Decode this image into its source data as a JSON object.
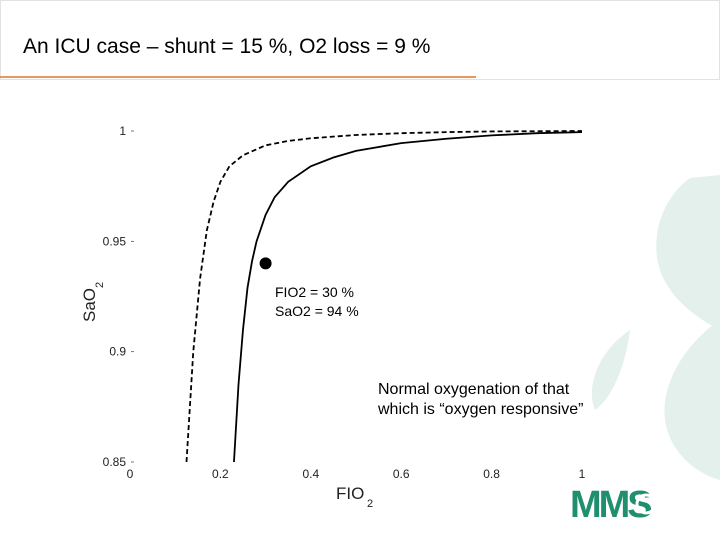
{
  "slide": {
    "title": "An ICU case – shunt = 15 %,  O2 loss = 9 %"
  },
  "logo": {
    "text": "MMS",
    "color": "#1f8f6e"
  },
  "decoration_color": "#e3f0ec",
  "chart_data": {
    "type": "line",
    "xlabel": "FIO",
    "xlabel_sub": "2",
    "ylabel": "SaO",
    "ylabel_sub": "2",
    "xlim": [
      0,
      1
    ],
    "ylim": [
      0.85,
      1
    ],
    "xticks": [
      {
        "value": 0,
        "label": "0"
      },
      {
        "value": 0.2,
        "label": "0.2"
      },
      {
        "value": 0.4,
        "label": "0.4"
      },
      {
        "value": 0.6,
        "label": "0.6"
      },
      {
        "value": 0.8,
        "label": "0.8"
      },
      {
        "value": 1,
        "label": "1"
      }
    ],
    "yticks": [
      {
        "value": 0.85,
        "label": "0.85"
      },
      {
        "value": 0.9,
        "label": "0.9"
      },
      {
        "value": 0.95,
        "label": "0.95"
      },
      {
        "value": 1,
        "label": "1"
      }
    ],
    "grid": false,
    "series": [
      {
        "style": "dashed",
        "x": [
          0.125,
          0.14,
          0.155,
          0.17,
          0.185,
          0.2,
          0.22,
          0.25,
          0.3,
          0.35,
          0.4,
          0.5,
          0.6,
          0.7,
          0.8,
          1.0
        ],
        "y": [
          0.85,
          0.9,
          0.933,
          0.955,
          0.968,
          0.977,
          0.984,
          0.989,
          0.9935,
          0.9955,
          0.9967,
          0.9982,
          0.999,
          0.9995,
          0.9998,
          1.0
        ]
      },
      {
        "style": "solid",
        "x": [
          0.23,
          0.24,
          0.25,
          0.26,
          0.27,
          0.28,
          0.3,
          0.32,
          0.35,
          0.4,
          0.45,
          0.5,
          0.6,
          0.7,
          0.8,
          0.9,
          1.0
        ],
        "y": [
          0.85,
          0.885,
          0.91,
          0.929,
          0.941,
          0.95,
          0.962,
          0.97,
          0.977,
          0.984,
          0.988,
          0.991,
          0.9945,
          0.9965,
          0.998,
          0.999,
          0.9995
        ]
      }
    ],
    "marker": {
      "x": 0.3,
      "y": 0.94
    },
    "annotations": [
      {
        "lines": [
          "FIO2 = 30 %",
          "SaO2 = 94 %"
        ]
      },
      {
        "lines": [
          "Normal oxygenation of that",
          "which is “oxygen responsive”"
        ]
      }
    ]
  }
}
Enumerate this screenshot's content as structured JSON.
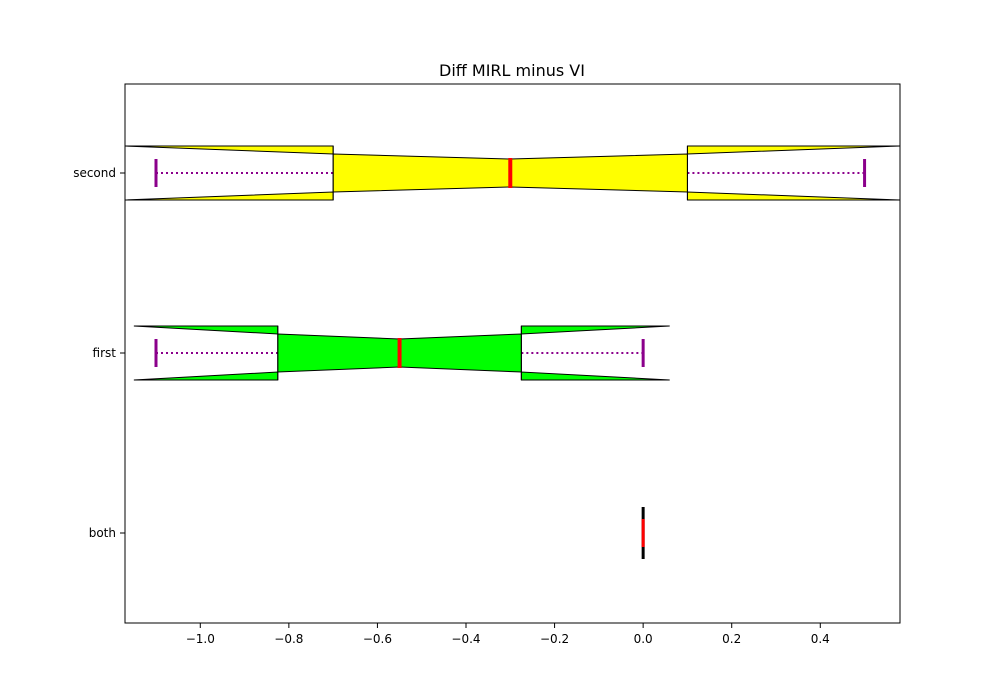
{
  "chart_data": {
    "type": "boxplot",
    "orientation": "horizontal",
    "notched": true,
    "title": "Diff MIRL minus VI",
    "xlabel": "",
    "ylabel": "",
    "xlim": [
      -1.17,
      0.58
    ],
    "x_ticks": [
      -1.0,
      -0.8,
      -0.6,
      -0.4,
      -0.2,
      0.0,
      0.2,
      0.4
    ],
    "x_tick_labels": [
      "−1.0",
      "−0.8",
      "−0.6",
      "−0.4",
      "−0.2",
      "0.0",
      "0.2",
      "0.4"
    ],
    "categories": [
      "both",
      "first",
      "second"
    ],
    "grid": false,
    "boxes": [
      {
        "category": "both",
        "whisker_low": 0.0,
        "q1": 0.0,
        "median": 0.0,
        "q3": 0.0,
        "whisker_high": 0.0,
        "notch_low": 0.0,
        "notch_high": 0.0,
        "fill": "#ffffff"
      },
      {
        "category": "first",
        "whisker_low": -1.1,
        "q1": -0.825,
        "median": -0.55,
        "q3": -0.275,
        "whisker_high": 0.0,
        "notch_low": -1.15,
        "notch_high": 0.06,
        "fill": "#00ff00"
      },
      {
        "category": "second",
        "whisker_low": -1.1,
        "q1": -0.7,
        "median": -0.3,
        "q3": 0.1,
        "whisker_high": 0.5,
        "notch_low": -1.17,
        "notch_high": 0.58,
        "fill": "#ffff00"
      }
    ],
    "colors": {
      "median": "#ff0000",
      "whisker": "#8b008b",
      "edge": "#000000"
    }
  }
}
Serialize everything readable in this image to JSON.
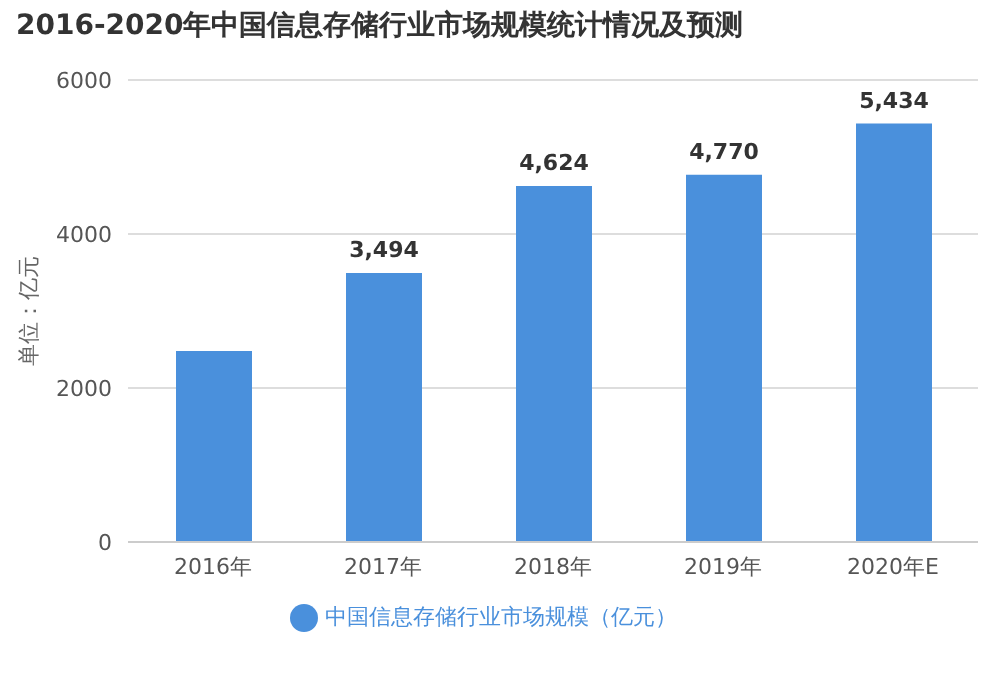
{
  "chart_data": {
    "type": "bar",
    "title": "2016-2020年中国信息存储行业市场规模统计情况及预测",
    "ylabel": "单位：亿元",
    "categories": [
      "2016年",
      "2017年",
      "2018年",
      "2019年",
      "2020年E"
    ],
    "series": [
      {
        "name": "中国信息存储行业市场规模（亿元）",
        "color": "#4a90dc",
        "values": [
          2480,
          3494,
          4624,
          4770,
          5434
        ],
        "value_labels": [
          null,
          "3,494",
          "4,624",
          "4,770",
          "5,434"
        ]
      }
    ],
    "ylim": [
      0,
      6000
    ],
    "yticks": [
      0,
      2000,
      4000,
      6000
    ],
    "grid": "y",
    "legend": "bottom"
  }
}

▶ _Aim_
Locate all lines that include the word "title" and copy them out.

▶ _In response_
    "title": "An ICU case – shunt = 15 %,  O2 loss = 9 %"
    "title": "Diff MIRL minus VI",
    "title": "2016-2020年中国信息存储行业市场规模统计情况及预测",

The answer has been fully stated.